[Dataset extract]
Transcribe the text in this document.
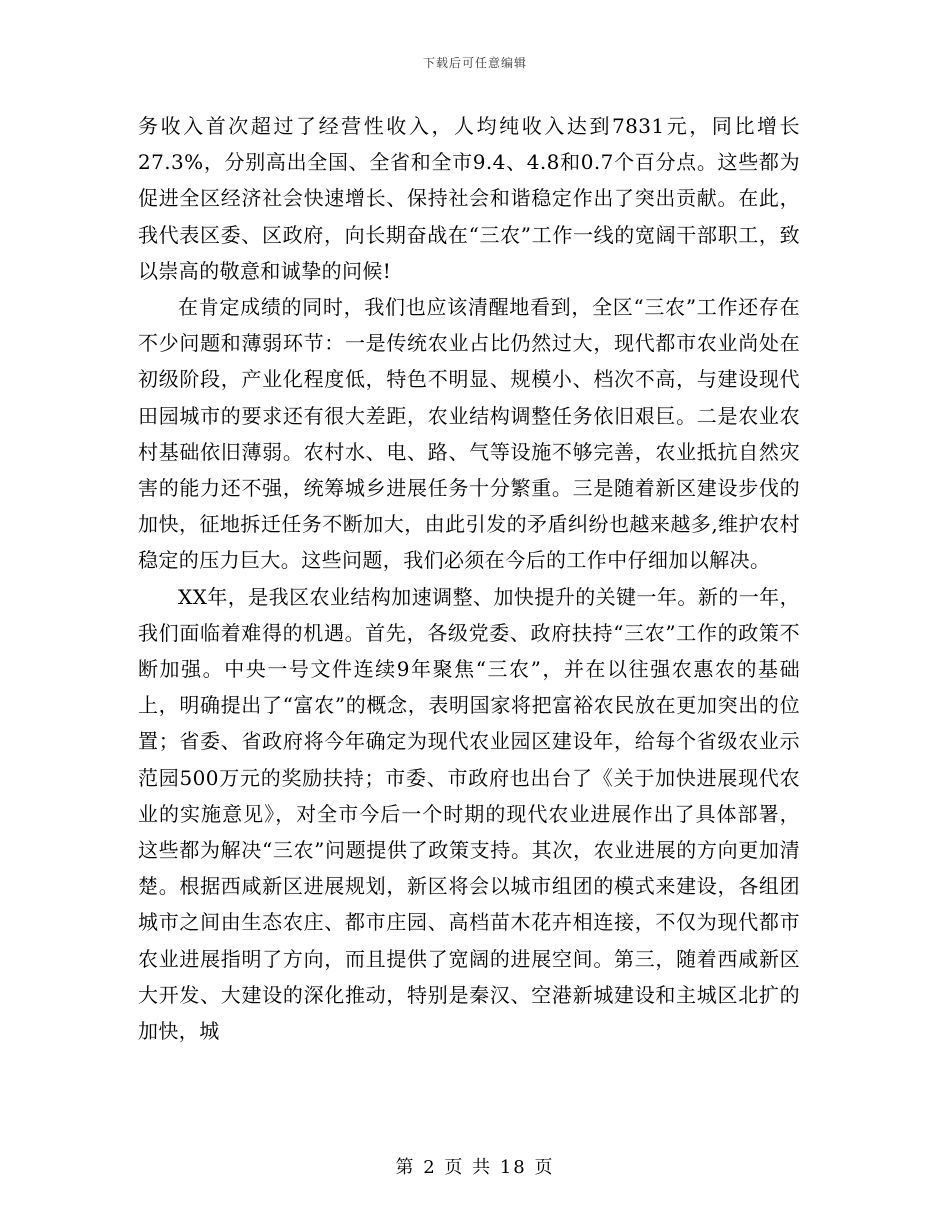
下载后可任意编辑

务收入首次超过了经营性收入，人均纯收入达到7831元，同比增长27.3%，分别高出全国、全省和全市9.4、4.8和0.7个百分点。这些都为促进全区经济社会快速增长、保持社会和谐稳定作出了突出贡献。在此，我代表区委、区政府，向长期奋战在“三农”工作一线的宽阔干部职工，致以崇高的敬意和诚挚的问候!

在肯定成绩的同时，我们也应该清醒地看到，全区“三农”工作还存在不少问题和薄弱环节：一是传统农业占比仍然过大，现代都市农业尚处在初级阶段，产业化程度低，特色不明显、规模小、档次不高，与建设现代田园城市的要求还有很大差距，农业结构调整任务依旧艰巨。二是农业农村基础依旧薄弱。农村水、电、路、气等设施不够完善，农业抵抗自然灾害的能力还不强，统筹城乡进展任务十分繁重。三是随着新区建设步伐的加快，征地拆迁任务不断加大，由此引发的矛盾纠纷也越来越多,维护农村稳定的压力巨大。这些问题，我们必须在今后的工作中仔细加以解决。

XX年，是我区农业结构加速调整、加快提升的关键一年。新的一年，我们面临着难得的机遇。首先，各级党委、政府扶持“三农”工作的政策不断加强。中央一号文件连续9年聚焦“三农”，并在以往强农惠农的基础上，明确提出了“富农”的概念，表明国家将把富裕农民放在更加突出的位置；省委、省政府将今年确定为现代农业园区建设年，给每个省级农业示范园500万元的奖励扶持；市委、市政府也出台了《关于加快进展现代农业的实施意见》，对全市今后一个时期的现代农业进展作出了具体部署，这些都为解决“三农”问题提供了政策支持。其次，农业进展的方向更加清楚。根据西咸新区进展规划，新区将会以城市组团的模式来建设，各组团城市之间由生态农庄、都市庄园、高档苗木花卉相连接，不仅为现代都市农业进展指明了方向，而且提供了宽阔的进展空间。第三，随着西咸新区大开发、大建设的深化推动，特别是秦汉、空港新城建设和主城区北扩的加快，城

第 2 页 共 18 页
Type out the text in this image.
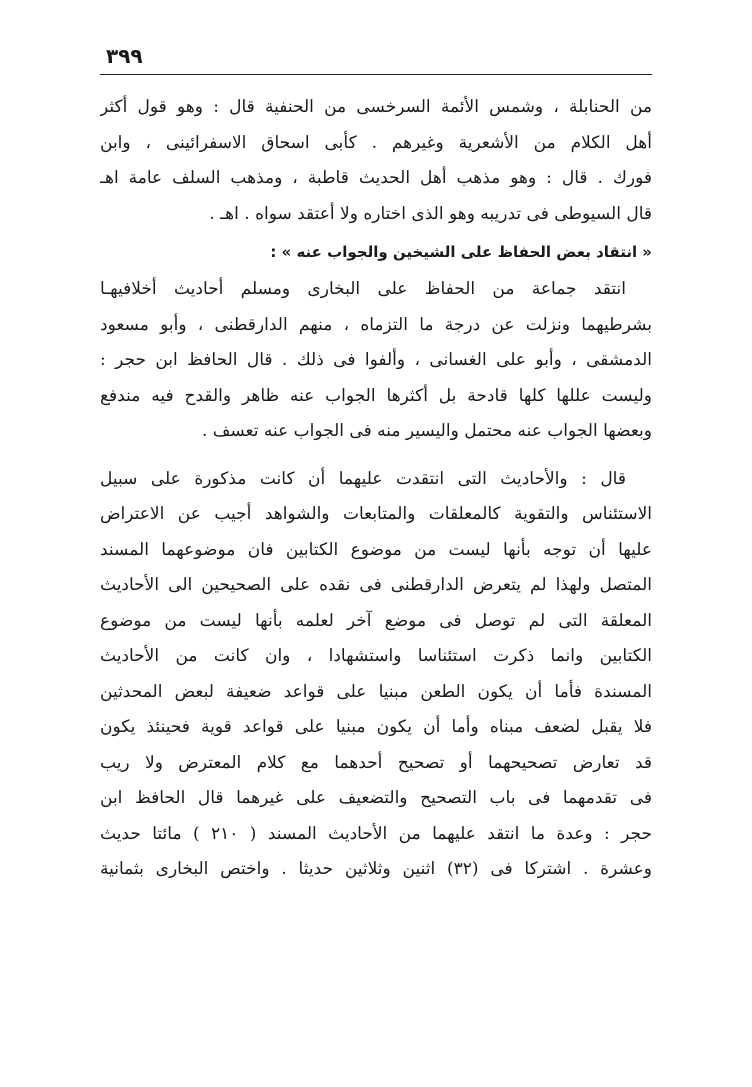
٣٩٩
من الحنابلة ، وشمس الأئمة السرخسى من الحنفية قال : وهو قول أكثر
أهل الكلام من الأشعرية وغيرهم . كأبى اسحاق الاسفرائينى ، وابن
فورك . قال : وهو مذهب أهل الحديث قاطبة ، ومذهب السلف عامة اهـ
قال السيوطى فى تدريبه وهو الذى اختاره ولا أعتقد سواه . اهـ .
« انتقاد بعض الحفاظ على الشيخين والجواب عنه » :
انتقد جماعة من الحفاظ على البخارى ومسلم أحاديث أخلافيهـا
بشرطيهما ونزلت عن درجة ما التزماه ، منهم الدارقطنى ، وأبو مسعود
الدمشقى ، وأبو على الغسانى ، وألفوا فى ذلك . قال الحافظ ابن حجر :
وليست عللها كلها قادحة بل أكثرها الجواب عنه ظاهر والقدح فيه مندفع
وبعضها الجواب عنه محتمل واليسير منه فى الجواب عنه تعسف .
قال : والأحاديث التى انتقدت عليهما أن كانت مذكورة على سبيل
الاستئناس والتقوية كالمعلقات والمتابعات والشواهد أجيب عن الاعتراض
عليها أن توجه بأنها ليست من موضوع الكتابين فان موضوعهما المسند
المتصل ولهذا لم يتعرض الدارقطنى فى نقده على الصحيحين الى الأحاديث
المعلقة التى لم توصل فى موضع آخر لعلمه بأنها ليست من موضوع
الكتابين وانما ذكرت استئناسا واستشهادا ، وان كانت من الأحاديث
المسندة فأما أن يكون الطعن مبنيا على قواعد ضعيفة لبعض المحدثين
فلا يقبل لضعف مبناه وأما أن يكون مبنيا على قواعد قوية فحينئذ يكون
قد تعارض تصحيحهما أو تصحيح أحدهما مع كلام المعترض ولا ريب
فى تقدمهما فى باب التصحيح والتضعيف على غيرهما قال الحافظ ابن
حجر : وعدة ما انتقد عليهما من الأحاديث المسند ( ٢١٠ ) مائتا حديث
وعشرة . اشتركا فى (٣٢) اثنين وثلاثين حديثا . واختص البخارى بثمانية
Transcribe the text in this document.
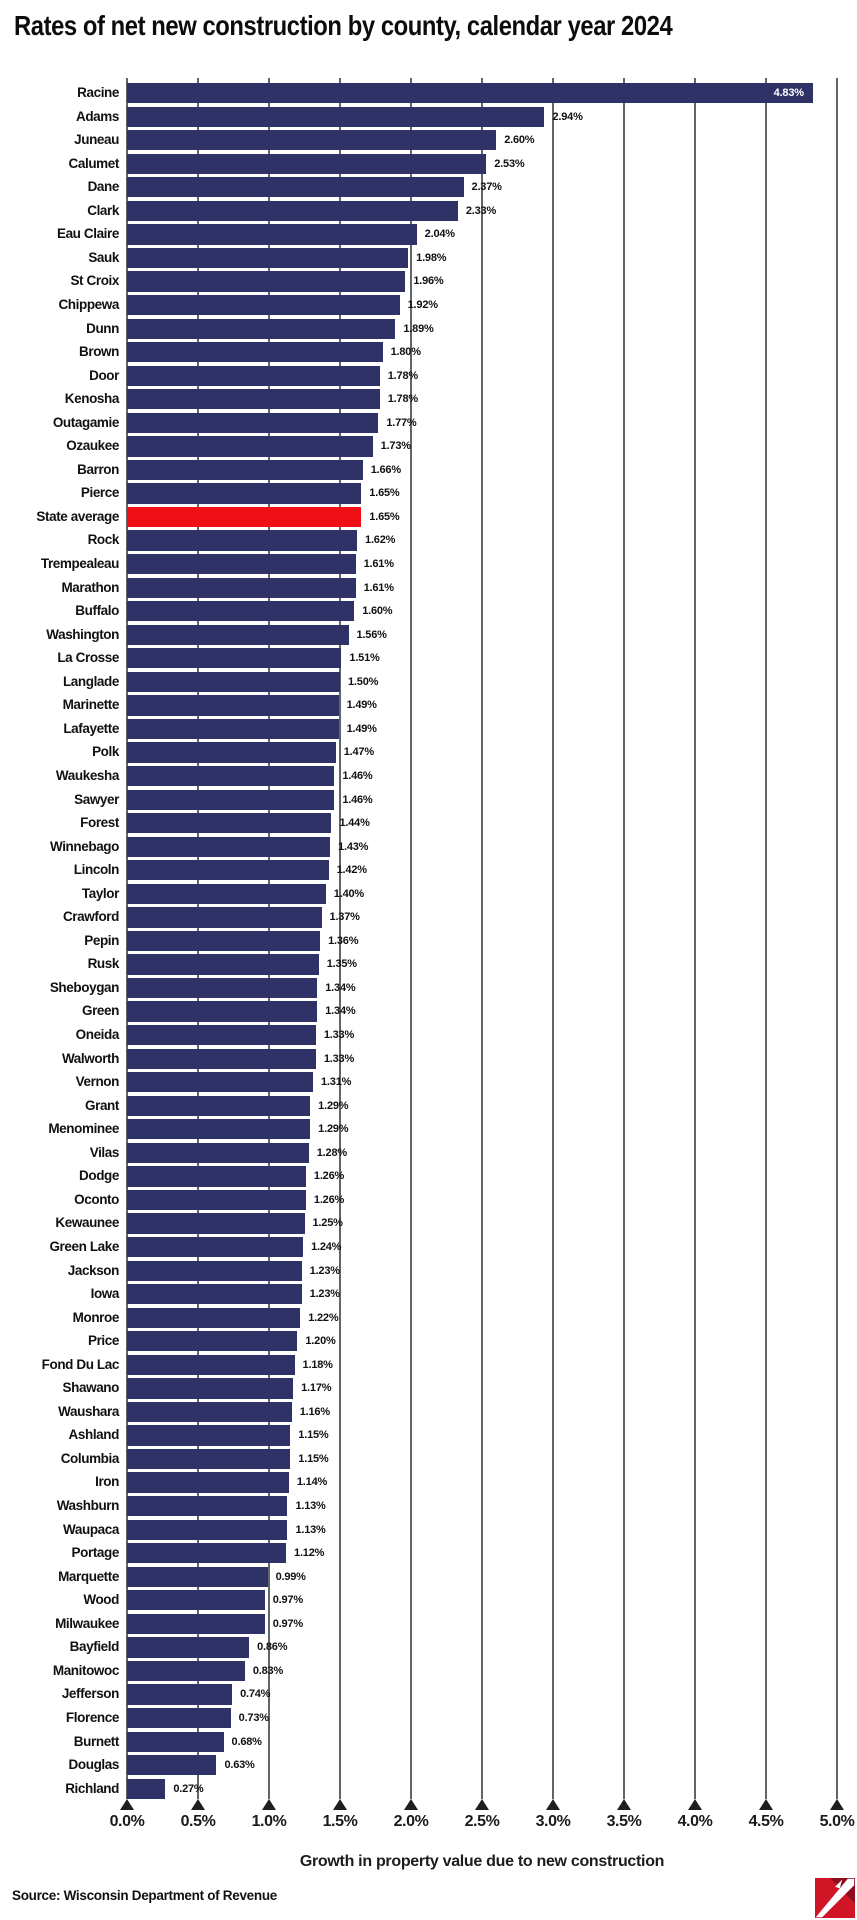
Rates of net new construction by county, calendar year 2024
0.0%	0.5%	1.0%	1.5%	2.0%	2.5%	3.0%	3.5%	4.0%	4.5%	5.0%
Racine	4.83%
Adams	2.94%
Juneau	2.60%
Calumet	2.53%
Dane	2.37%
Clark	2.33%
Eau Claire	2.04%
Sauk	1.98%
St Croix	1.96%
Chippewa	1.92%
Dunn	1.89%
Brown	1.80%
Door	1.78%
Kenosha	1.78%
Outagamie	1.77%
Ozaukee	1.73%
Barron	1.66%
Pierce	1.65%
State average	1.65%
Rock	1.62%
Trempealeau	1.61%
Marathon	1.61%
Buffalo	1.60%
Washington	1.56%
La Crosse	1.51%
Langlade	1.50%
Marinette	1.49%
Lafayette	1.49%
Polk	1.47%
Waukesha	1.46%
Sawyer	1.46%
Forest	1.44%
Winnebago	1.43%
Lincoln	1.42%
Taylor	1.40%
Crawford	1.37%
Pepin	1.36%
Rusk	1.35%
Sheboygan	1.34%
Green	1.34%
Oneida	1.33%
Walworth	1.33%
Vernon	1.31%
Grant	1.29%
Menominee	1.29%
Vilas	1.28%
Dodge	1.26%
Oconto	1.26%
Kewaunee	1.25%
Green Lake	1.24%
Jackson	1.23%
Iowa	1.23%
Monroe	1.22%
Price	1.20%
Fond Du Lac	1.18%
Shawano	1.17%
Waushara	1.16%
Ashland	1.15%
Columbia	1.15%
Iron	1.14%
Washburn	1.13%
Waupaca	1.13%
Portage	1.12%
Marquette	0.99%
Wood	0.97%
Milwaukee	0.97%
Bayfield	0.86%
Manitowoc	0.83%
Jefferson	0.74%
Florence	0.73%
Burnett	0.68%
Douglas	0.63%
Richland	0.27%
Growth in property value due to new construction
Source: Wisconsin Department of Revenue
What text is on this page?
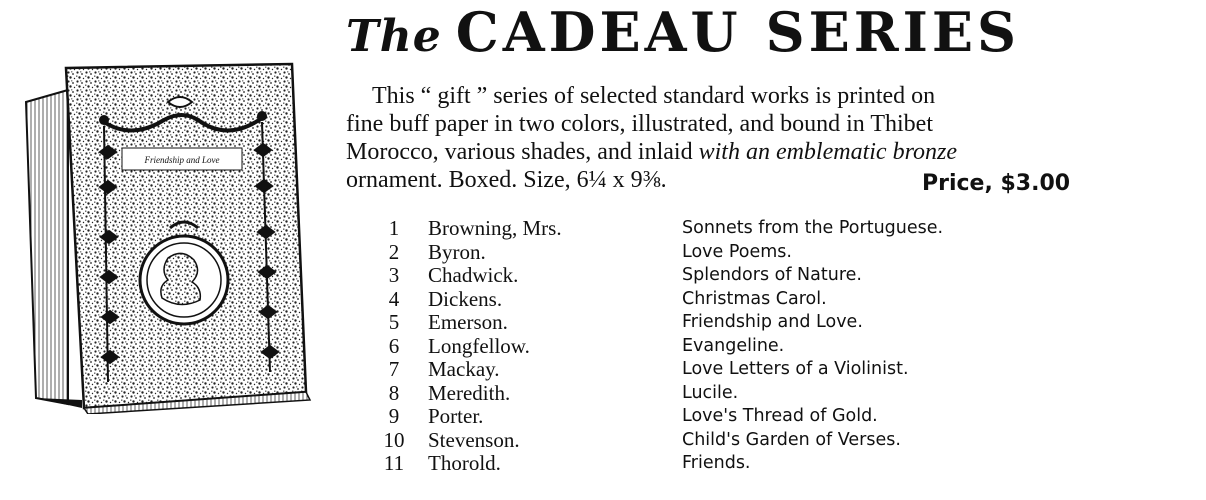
Friendship and Love
The CADEAU SERIES
This “ gift ” series of selected standard works is printed on
fine buff paper in two colors, illustrated, and bound in Thibet
Morocco, various shades, and inlaid with an emblematic bronze
ornament. Boxed. Size, 6¼ x 9⅜.	Price, $3.00
1	Browning, Mrs.	Sonnets from the Portuguese.
2	Byron.	Love Poems.
3	Chadwick.	Splendors of Nature.
4	Dickens.	Christmas Carol.
5	Emerson.	Friendship and Love.
6	Longfellow.	Evangeline.
7	Mackay.	Love Letters of a Violinist.
8	Meredith.	Lucile.
9	Porter.	Love's Thread of Gold.
10	Stevenson.	Child's Garden of Verses.
11	Thorold.	Friends.
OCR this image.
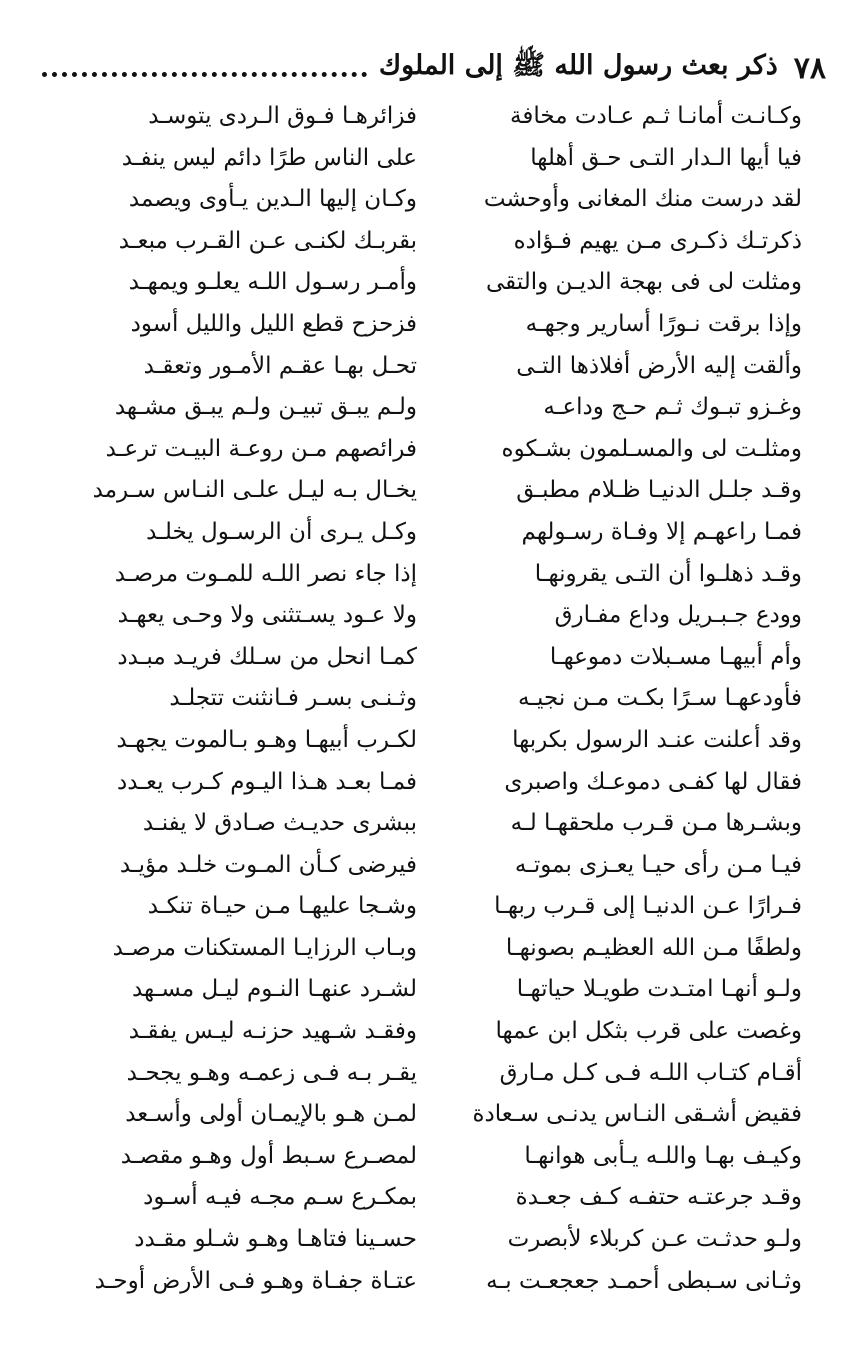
٧٨
ذكر بعث رسول الله ﷺ إلى الملوك
وكـانـت أمانـا ثـم عـادت مخافة
فزائرهـا فـوق الـردى يتوسـد
فيا أيها الـدار التـى حـق أهلها
على الناس طرًا دائم ليس ينفـد
لقد درست منك المغانى وأوحشت
وكـان إليها الـدين يـأوى ويصمد
ذكرتـك ذكـرى مـن يهيم فـؤاده
بقربـك لكنـى عـن القـرب مبعـد
ومثلت لى فى بهجة الديـن والتقى
وأمـر رسـول اللـه يعلـو ويمهـد
وإذا برقت نـورًا أسارير وجهـه
فزحزح قطع الليل والليل أسود
وألقت إليه الأرض أفلاذها التـى
تحـل بهـا عقـم الأمـور وتعقـد
وغـزو تبـوك ثـم حـج وداعـه
ولـم يبـق تبيـن ولـم يبـق مشـهد
ومثلـت لى والمسـلمون بشـكوه
فرائصهم مـن روعـة البيـت ترعـد
وقـد جلـل الدنيـا ظـلام مطبـق
يخـال بـه ليـل علـى النـاس سـرمد
فمـا راعهـم إلا وفـاة رسـولهم
وكـل يـرى أن الرسـول يخلـد
وقـد ذهلـوا أن التـى يقرونهـا
إذا جاء نصر اللـه للمـوت مرصـد
وودع جـبـريل وداع مفـارق
ولا عـود يسـتثنى ولا وحـى يعهـد
وأم أبيهـا مسـبلات دموعهـا
كمـا انحل من سـلك فريـد مبـدد
فأودعهـا سـرًا بكـت مـن نجيـه
وثـنـى بسـر فـانثنت تتجلـد
وقد أعلنت عنـد الرسول بكربها
لكـرب أبيهـا وهـو بـالموت يجهـد
فقال لها كفـى دموعـك واصبرى
فمـا بعـد هـذا اليـوم كـرب يعـدد
وبشـرها مـن قـرب ملحقهـا لـه
ببشرى حديـث صـادق لا يفنـد
فيـا مـن رأى حيـا يعـزى بموتـه
فيرضى كـأن المـوت خلـد مؤيـد
فـرارًا عـن الدنيـا إلى قـرب ربهـا
وشـجا عليهـا مـن حيـاة تنكـد
ولطفًا مـن الله العظيـم بصونهـا
وبـاب الرزايـا المستكنات مرصـد
ولـو أنهـا امتـدت طويـلا حياتهـا
لشـرد عنهـا النـوم ليـل مسـهد
وغصت على قرب بثكل ابن عمها
وفقـد شـهيد حزنـه ليـس يفقـد
أقـام كتـاب اللـه فـى كـل مـارق
يقـر بـه فـى زعمـه وهـو يجحـد
فقيض أشـقى النـاس يدنـى سـعادة
لمـن هـو بالإيمـان أولى وأسـعد
وكيـف بهـا واللـه يـأبى هوانهـا
لمصـرع سـبط أول وهـو مقصـد
وقـد جرعتـه حتفـه كـف جعـدة
بمكـرع سـم مجـه فيـه أسـود
ولـو حدثـت عـن كربلاء لأبصرت
حسـينا فتاهـا وهـو شـلو مقـدد
وثـانى سـبطى أحمـد جعجعـت بـه
عتـاة جفـاة وهـو فـى الأرض أوحـد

[What is needed] Write out, exactly as given, the line containing "OCR this image." and every line after it through the end, with no pictures.

[Result]
OCR this image.
٧٨
ذكر بعث رسول الله ﷺ إلى الملوك
وكـانـت أمانـا ثـم عـادت مخافة
فزائرهـا فـوق الـردى يتوسـد
فيا أيها الـدار التـى حـق أهلها
على الناس طرًا دائم ليس ينفـد
لقد درست منك المغانى وأوحشت
وكـان إليها الـدين يـأوى ويصمد
ذكرتـك ذكـرى مـن يهيم فـؤاده
بقربـك لكنـى عـن القـرب مبعـد
ومثلت لى فى بهجة الديـن والتقى
وأمـر رسـول اللـه يعلـو ويمهـد
وإذا برقت نـورًا أسارير وجهـه
فزحزح قطع الليل والليل أسود
وألقت إليه الأرض أفلاذها التـى
تحـل بهـا عقـم الأمـور وتعقـد
وغـزو تبـوك ثـم حـج وداعـه
ولـم يبـق تبيـن ولـم يبـق مشـهد
ومثلـت لى والمسـلمون بشـكوه
فرائصهم مـن روعـة البيـت ترعـد
وقـد جلـل الدنيـا ظـلام مطبـق
يخـال بـه ليـل علـى النـاس سـرمد
فمـا راعهـم إلا وفـاة رسـولهم
وكـل يـرى أن الرسـول يخلـد
وقـد ذهلـوا أن التـى يقرونهـا
إذا جاء نصر اللـه للمـوت مرصـد
وودع جـبـريل وداع مفـارق
ولا عـود يسـتثنى ولا وحـى يعهـد
وأم أبيهـا مسـبلات دموعهـا
كمـا انحل من سـلك فريـد مبـدد
فأودعهـا سـرًا بكـت مـن نجيـه
وثـنـى بسـر فـانثنت تتجلـد
وقد أعلنت عنـد الرسول بكربها
لكـرب أبيهـا وهـو بـالموت يجهـد
فقال لها كفـى دموعـك واصبرى
فمـا بعـد هـذا اليـوم كـرب يعـدد
وبشـرها مـن قـرب ملحقهـا لـه
ببشرى حديـث صـادق لا يفنـد
فيـا مـن رأى حيـا يعـزى بموتـه
فيرضى كـأن المـوت خلـد مؤيـد
فـرارًا عـن الدنيـا إلى قـرب ربهـا
وشـجا عليهـا مـن حيـاة تنكـد
ولطفًا مـن الله العظيـم بصونهـا
وبـاب الرزايـا المستكنات مرصـد
ولـو أنهـا امتـدت طويـلا حياتهـا
لشـرد عنهـا النـوم ليـل مسـهد
وغصت على قرب بثكل ابن عمها
وفقـد شـهيد حزنـه ليـس يفقـد
أقـام كتـاب اللـه فـى كـل مـارق
يقـر بـه فـى زعمـه وهـو يجحـد
فقيض أشـقى النـاس يدنـى سـعادة
لمـن هـو بالإيمـان أولى وأسـعد
وكيـف بهـا واللـه يـأبى هوانهـا
لمصـرع سـبط أول وهـو مقصـد
وقـد جرعتـه حتفـه كـف جعـدة
بمكـرع سـم مجـه فيـه أسـود
ولـو حدثـت عـن كربلاء لأبصرت
حسـينا فتاهـا وهـو شـلو مقـدد
وثـانى سـبطى أحمـد جعجعـت بـه
عتـاة جفـاة وهـو فـى الأرض أوحـد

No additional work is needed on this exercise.